--- START GIVEN DATA ---
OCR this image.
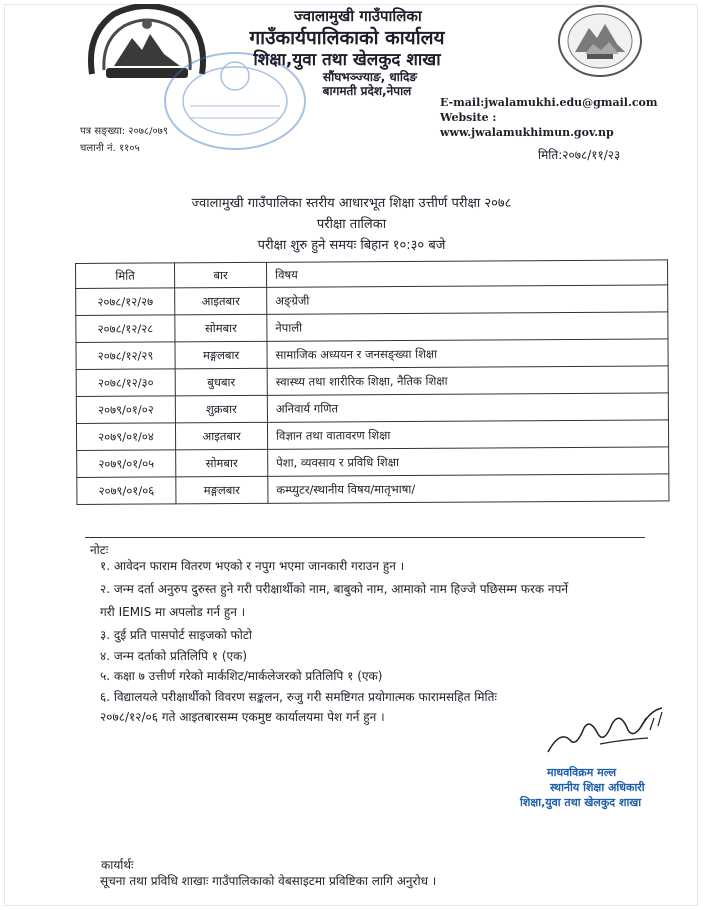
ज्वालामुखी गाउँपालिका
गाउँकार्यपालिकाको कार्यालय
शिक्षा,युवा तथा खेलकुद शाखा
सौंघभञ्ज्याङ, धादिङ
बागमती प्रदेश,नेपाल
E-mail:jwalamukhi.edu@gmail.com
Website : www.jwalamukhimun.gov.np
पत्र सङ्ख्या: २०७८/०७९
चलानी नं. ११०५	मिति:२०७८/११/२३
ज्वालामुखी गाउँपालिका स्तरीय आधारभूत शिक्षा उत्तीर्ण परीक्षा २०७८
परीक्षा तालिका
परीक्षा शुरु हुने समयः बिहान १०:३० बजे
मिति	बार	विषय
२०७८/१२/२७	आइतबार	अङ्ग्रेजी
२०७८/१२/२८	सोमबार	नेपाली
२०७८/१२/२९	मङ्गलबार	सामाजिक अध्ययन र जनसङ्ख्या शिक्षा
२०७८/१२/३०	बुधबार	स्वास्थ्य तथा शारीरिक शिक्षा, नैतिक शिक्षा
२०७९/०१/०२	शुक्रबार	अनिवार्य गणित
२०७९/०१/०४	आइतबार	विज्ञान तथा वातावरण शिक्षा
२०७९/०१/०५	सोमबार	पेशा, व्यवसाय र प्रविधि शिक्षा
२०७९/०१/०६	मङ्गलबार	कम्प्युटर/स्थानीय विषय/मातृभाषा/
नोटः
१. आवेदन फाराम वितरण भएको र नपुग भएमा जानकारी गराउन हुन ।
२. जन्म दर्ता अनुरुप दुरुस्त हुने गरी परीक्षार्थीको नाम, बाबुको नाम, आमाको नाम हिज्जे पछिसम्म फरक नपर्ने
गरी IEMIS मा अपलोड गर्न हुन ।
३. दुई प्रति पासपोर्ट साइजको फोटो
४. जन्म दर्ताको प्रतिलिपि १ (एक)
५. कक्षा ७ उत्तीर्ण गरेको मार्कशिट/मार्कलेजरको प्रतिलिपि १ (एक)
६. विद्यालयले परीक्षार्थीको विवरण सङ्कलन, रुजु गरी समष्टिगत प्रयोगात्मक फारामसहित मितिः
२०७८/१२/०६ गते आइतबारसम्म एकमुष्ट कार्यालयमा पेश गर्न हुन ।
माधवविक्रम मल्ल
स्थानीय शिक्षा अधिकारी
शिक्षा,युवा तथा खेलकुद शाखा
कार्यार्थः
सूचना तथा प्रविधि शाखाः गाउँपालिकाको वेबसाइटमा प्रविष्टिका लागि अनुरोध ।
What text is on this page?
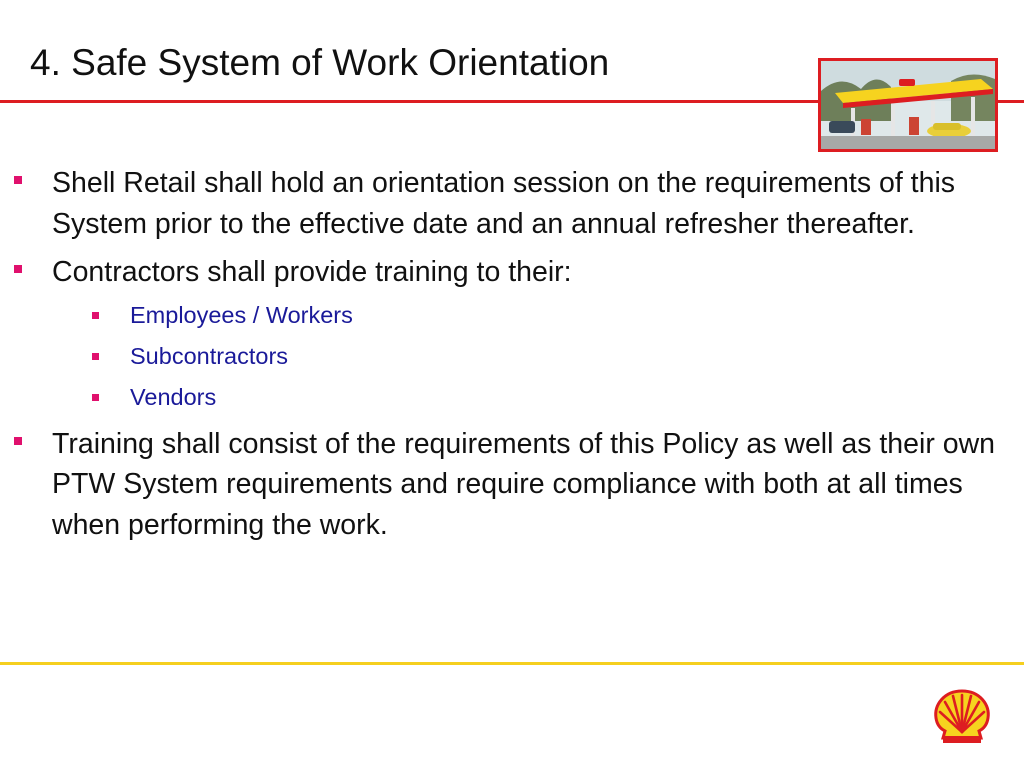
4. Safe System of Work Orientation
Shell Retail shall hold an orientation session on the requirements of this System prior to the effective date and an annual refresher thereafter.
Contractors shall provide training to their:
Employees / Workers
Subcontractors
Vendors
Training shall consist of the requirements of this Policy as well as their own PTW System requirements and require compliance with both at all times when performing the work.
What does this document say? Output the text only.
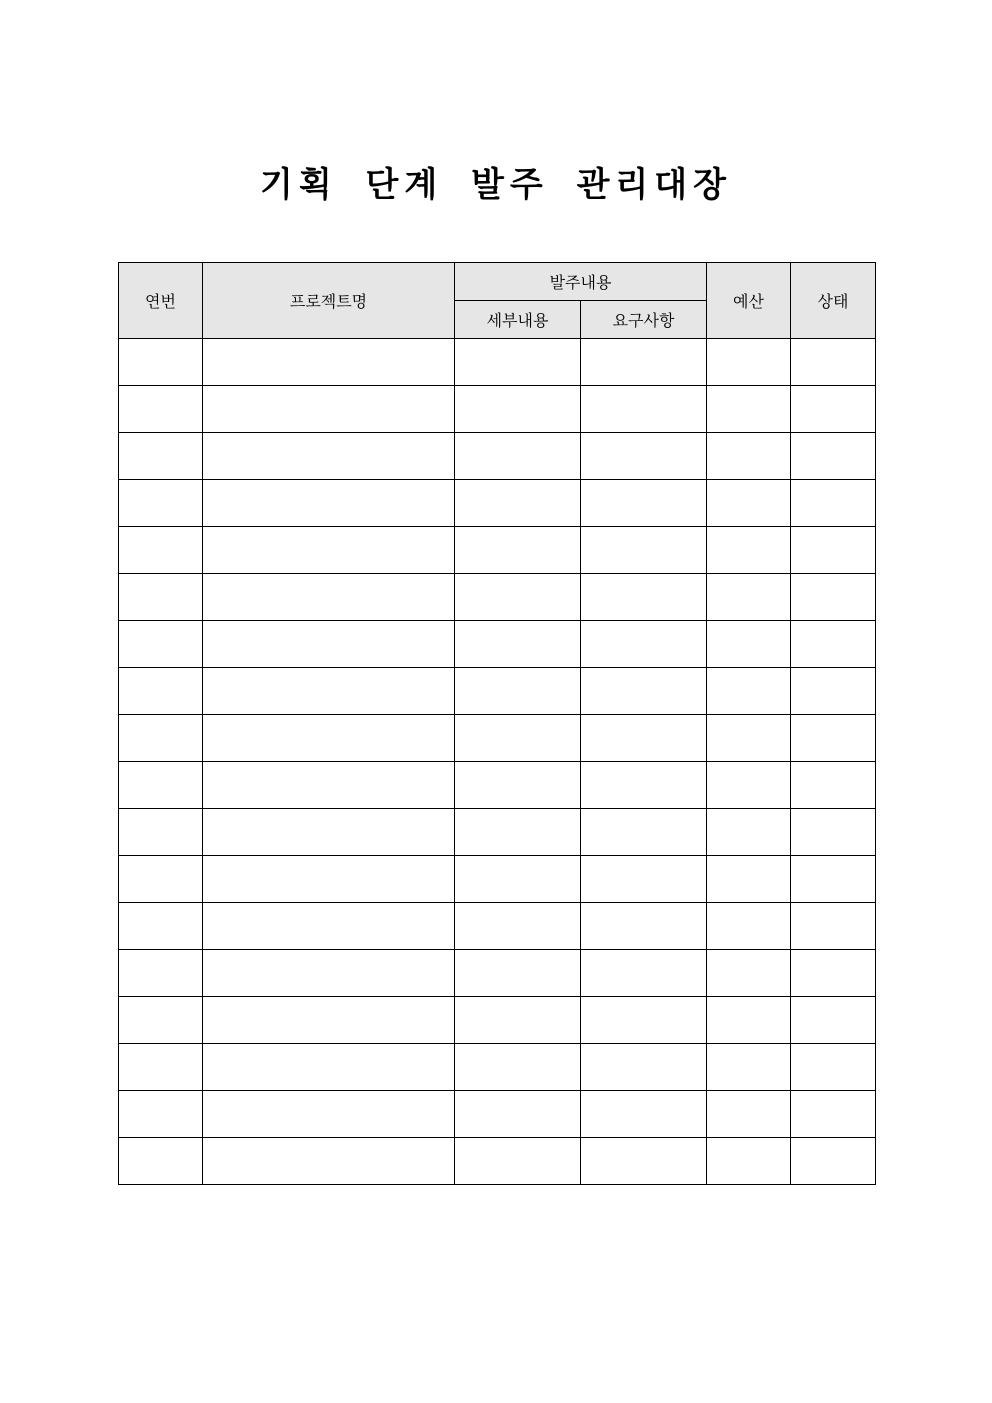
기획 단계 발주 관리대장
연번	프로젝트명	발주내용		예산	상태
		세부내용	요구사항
--- END GIVEN DATA ---
INSTRUCTION | Quote every line word for word and keep the images out of the copy.

COMPLETED EXERCISE |
OCR this image.
ज्वालामुखी गाउँपालिका
गाउँकार्यपालिकाको कार्यालय
शिक्षा,युवा तथा खेलकुद शाखा
सौंघभञ्ज्याङ, धादिङ
बागमती प्रदेश,नेपाल
E-mail:jwalamukhi.edu@gmail.com
Website : www.jwalamukhimun.gov.np
पत्र सङ्ख्या: २०७८/०७९
चलानी नं. ११०५	मिति:२०७८/११/२३
ज्वालामुखी गाउँपालिका स्तरीय आधारभूत शिक्षा उत्तीर्ण परीक्षा २०७८
परीक्षा तालिका
परीक्षा शुरु हुने समयः बिहान १०:३० बजे
मिति	बार	विषय
२०७८/१२/२७	आइतबार	अङ्ग्रेजी
२०७८/१२/२८	सोमबार	नेपाली
२०७८/१२/२९	मङ्गलबार	सामाजिक अध्ययन र जनसङ्ख्या शिक्षा
२०७८/१२/३०	बुधबार	स्वास्थ्य तथा शारीरिक शिक्षा, नैतिक शिक्षा
२०७९/०१/०२	शुक्रबार	अनिवार्य गणित
२०७९/०१/०४	आइतबार	विज्ञान तथा वातावरण शिक्षा
२०७९/०१/०५	सोमबार	पेशा, व्यवसाय र प्रविधि शिक्षा
२०७९/०१/०६	मङ्गलबार	कम्प्युटर/स्थानीय विषय/मातृभाषा/
नोटः
१. आवेदन फाराम वितरण भएको र नपुग भएमा जानकारी गराउन हुन ।
२. जन्म दर्ता अनुरुप दुरुस्त हुने गरी परीक्षार्थीको नाम, बाबुको नाम, आमाको नाम हिज्जे पछिसम्म फरक नपर्ने
गरी IEMIS मा अपलोड गर्न हुन ।
३. दुई प्रति पासपोर्ट साइजको फोटो
४. जन्म दर्ताको प्रतिलिपि १ (एक)
५. कक्षा ७ उत्तीर्ण गरेको मार्कशिट/मार्कलेजरको प्रतिलिपि १ (एक)
६. विद्यालयले परीक्षार्थीको विवरण सङ्कलन, रुजु गरी समष्टिगत प्रयोगात्मक फारामसहित मितिः
२०७८/१२/०६ गते आइतबारसम्म एकमुष्ट कार्यालयमा पेश गर्न हुन ।
माधवविक्रम मल्ल
स्थानीय शिक्षा अधिकारी
शिक्षा,युवा तथा खेलकुद शाखा
कार्यार्थः
सूचना तथा प्रविधि शाखाः गाउँपालिकाको वेबसाइटमा प्रविष्टिका लागि अनुरोध ।
What text is on this page?
4. Safe System of Work Orientation
Shell Retail shall hold an orientation session on the requirements of this System prior to the effective date and an annual refresher thereafter.
Contractors shall provide training to their:
Employees / Workers
Subcontractors
Vendors
Training shall consist of the requirements of this Policy as well as their own PTW System requirements and require compliance with both at all times when performing the work.
What does this document say? Output the text only.
기획 단계 발주 관리대장
연번	프로젝트명	발주내용		예산	상태
		세부내용	요구사항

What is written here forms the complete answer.